%%

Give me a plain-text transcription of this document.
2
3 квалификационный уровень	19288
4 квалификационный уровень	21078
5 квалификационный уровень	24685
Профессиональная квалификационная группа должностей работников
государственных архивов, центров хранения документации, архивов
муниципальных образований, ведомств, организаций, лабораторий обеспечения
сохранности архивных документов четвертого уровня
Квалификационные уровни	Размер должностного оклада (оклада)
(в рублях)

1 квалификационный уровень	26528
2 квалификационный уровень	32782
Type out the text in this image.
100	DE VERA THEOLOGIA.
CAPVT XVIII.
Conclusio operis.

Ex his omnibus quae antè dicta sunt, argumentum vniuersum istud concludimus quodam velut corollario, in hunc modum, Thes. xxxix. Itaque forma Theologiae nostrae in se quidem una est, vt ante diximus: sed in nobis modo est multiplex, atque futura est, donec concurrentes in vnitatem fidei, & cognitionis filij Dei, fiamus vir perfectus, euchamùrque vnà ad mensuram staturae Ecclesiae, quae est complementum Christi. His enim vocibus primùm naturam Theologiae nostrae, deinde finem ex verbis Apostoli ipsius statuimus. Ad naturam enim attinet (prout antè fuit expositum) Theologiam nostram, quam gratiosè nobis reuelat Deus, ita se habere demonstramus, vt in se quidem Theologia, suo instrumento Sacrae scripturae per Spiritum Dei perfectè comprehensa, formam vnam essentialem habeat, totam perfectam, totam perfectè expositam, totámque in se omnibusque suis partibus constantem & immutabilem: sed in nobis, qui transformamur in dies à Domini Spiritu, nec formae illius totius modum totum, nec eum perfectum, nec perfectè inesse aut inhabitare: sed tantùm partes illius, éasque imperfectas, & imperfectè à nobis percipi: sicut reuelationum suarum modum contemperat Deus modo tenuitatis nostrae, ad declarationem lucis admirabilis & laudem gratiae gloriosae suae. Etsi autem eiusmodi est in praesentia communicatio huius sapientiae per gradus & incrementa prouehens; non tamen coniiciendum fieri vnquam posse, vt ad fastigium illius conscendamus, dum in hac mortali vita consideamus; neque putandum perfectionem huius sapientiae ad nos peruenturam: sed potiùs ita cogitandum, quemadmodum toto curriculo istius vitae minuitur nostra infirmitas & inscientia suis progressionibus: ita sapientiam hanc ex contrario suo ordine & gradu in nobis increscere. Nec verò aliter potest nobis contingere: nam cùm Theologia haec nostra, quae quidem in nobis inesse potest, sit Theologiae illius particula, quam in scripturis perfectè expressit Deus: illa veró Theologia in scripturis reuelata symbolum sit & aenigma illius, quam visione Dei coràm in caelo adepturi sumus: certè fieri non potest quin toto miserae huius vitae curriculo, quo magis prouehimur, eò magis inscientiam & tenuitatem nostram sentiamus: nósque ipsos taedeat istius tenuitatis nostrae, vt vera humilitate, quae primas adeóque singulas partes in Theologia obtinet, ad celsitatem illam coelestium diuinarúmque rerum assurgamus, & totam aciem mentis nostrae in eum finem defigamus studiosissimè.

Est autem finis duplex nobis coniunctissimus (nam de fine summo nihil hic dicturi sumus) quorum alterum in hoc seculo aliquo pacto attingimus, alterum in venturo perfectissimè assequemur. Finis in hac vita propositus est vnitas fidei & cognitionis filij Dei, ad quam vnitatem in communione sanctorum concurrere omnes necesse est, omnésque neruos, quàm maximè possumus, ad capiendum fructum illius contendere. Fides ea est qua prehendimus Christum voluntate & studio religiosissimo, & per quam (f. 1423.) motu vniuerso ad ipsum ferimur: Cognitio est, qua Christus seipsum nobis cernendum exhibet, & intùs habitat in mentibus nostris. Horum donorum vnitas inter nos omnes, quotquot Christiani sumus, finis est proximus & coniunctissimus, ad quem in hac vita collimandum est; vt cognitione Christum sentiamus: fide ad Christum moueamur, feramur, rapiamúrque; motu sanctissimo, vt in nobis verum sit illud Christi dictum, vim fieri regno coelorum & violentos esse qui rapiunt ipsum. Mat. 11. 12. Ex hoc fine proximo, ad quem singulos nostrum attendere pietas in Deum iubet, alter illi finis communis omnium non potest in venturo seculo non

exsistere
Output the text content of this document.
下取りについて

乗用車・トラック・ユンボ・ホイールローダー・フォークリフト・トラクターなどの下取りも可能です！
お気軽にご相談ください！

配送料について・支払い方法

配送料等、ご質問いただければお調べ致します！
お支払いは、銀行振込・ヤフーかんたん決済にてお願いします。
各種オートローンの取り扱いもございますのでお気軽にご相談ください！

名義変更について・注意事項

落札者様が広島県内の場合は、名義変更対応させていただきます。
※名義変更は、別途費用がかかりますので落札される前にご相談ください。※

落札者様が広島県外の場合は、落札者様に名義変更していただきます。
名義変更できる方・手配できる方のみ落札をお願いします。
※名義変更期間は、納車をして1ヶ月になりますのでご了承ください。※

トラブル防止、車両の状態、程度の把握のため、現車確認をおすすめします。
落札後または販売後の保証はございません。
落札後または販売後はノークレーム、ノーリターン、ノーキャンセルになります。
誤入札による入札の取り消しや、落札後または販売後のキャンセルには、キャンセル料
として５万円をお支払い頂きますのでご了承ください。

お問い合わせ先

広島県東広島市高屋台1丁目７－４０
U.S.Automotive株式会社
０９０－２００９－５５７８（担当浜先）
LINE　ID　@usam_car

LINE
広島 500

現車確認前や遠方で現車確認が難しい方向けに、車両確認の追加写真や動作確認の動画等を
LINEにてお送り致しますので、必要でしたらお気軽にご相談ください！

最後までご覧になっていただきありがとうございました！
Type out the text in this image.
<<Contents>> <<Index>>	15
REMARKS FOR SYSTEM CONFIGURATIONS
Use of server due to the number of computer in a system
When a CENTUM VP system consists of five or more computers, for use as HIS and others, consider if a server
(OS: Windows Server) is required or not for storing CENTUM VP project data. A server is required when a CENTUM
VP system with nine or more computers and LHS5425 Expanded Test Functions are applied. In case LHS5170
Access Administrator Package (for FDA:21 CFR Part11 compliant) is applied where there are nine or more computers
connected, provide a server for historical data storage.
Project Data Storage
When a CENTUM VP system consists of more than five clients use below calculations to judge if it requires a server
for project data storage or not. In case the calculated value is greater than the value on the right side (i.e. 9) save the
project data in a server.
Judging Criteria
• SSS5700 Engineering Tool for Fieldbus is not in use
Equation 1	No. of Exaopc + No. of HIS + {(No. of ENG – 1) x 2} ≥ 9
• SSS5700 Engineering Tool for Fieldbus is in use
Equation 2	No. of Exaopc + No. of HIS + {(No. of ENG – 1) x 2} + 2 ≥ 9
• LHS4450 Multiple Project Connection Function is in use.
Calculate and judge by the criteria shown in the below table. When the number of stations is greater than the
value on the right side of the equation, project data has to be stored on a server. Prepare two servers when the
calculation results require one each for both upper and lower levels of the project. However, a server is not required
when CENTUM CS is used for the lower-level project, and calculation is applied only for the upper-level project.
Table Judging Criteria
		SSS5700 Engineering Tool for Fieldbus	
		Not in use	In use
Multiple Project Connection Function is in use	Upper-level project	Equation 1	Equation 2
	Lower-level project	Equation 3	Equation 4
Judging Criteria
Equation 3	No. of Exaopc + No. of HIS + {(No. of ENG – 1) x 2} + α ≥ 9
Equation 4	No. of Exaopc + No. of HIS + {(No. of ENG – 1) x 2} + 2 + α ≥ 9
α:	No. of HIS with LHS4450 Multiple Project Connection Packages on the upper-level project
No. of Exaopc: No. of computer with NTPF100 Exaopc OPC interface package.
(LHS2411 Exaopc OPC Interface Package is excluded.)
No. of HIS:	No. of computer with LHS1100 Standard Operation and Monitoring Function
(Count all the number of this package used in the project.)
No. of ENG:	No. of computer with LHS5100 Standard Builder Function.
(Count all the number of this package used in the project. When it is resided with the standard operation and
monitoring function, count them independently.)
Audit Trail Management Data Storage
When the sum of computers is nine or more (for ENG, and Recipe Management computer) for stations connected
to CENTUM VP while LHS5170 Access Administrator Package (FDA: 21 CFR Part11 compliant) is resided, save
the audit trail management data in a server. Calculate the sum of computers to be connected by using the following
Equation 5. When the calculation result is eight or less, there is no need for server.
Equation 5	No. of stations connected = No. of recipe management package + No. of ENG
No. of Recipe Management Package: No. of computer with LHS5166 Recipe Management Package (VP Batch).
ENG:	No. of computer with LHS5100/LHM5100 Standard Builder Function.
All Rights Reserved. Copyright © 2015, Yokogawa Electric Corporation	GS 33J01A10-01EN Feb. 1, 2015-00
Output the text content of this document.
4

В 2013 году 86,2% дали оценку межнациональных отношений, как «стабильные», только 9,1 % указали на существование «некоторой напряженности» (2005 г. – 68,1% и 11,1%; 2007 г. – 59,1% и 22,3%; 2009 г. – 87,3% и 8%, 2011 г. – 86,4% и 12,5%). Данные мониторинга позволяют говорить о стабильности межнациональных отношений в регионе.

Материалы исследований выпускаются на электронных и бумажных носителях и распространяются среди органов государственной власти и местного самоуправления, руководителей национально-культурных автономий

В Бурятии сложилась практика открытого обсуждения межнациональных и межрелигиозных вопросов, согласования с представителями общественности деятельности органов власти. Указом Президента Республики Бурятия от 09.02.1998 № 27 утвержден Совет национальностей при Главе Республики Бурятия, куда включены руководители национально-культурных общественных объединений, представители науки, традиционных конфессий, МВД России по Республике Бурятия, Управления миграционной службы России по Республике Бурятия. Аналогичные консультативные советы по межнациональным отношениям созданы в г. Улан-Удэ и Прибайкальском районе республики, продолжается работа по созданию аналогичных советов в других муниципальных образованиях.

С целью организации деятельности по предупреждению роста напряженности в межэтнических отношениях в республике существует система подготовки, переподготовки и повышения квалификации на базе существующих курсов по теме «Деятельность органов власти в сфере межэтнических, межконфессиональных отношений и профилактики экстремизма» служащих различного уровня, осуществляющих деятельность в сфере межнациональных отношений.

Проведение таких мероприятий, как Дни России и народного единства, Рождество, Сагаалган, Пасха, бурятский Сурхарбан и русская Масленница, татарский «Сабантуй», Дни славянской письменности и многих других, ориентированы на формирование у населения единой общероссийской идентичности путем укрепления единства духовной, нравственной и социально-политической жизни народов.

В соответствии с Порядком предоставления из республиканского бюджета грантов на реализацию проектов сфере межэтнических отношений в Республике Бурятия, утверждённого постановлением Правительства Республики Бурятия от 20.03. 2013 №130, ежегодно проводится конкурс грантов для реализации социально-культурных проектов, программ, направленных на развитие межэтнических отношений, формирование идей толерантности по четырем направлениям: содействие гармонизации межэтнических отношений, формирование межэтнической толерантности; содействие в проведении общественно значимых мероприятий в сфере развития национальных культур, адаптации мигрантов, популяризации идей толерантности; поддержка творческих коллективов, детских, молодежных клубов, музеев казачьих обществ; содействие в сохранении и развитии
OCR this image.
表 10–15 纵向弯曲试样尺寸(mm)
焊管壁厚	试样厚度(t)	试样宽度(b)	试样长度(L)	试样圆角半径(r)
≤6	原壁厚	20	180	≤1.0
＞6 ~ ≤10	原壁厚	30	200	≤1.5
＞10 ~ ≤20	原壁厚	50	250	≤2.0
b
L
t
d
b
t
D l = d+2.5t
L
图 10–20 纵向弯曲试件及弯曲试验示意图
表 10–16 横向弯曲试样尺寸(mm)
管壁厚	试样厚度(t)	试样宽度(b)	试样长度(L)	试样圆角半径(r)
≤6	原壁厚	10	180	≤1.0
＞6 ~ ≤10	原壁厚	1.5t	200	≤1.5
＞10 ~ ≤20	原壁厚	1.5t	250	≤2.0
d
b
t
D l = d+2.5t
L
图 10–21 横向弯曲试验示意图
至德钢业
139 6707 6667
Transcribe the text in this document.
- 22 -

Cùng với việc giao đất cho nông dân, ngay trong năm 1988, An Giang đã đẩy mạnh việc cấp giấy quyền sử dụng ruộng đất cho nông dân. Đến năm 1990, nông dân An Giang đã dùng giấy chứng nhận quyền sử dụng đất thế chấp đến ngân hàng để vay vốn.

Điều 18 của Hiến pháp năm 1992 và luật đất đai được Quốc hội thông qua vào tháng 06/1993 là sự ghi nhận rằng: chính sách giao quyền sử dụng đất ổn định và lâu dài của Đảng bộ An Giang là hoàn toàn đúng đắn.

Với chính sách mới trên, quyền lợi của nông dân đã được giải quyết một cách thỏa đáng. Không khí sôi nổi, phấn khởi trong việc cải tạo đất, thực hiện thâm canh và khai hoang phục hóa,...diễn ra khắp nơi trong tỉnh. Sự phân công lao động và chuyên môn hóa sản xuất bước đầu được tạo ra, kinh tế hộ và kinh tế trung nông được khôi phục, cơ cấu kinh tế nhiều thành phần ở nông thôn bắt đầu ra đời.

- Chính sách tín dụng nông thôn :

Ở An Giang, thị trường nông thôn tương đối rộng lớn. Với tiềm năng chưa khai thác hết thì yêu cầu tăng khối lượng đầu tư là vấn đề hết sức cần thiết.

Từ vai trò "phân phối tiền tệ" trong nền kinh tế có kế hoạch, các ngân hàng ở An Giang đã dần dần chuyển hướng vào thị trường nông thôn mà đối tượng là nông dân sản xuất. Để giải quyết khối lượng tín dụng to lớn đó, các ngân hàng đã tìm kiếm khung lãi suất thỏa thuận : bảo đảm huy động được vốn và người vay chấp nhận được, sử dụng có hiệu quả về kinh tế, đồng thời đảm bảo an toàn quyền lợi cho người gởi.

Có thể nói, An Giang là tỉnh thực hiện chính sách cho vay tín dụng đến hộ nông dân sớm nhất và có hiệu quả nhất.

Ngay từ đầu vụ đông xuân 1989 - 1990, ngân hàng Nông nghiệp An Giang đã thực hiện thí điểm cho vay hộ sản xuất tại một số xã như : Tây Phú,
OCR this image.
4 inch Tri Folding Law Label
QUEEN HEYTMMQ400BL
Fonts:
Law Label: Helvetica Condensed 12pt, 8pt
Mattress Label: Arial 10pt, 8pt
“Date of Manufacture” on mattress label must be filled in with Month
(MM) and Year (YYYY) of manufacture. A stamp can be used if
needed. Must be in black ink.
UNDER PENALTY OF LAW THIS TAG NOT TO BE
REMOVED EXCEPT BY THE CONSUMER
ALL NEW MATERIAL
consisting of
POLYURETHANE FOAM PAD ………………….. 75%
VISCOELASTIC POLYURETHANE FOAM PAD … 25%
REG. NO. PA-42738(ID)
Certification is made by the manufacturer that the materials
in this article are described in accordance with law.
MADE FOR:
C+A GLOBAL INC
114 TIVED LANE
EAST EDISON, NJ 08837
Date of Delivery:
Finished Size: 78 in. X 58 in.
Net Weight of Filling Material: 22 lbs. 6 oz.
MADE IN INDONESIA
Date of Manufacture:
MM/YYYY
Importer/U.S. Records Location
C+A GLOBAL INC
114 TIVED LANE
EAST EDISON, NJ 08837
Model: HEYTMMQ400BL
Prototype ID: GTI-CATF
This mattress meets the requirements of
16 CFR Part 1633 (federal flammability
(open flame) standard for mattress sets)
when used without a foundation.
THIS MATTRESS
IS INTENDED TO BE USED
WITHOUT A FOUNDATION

%%

[Exercise directions] Give back only a number, the number of lines where the string "试样长度" occurs.

[Final result] 2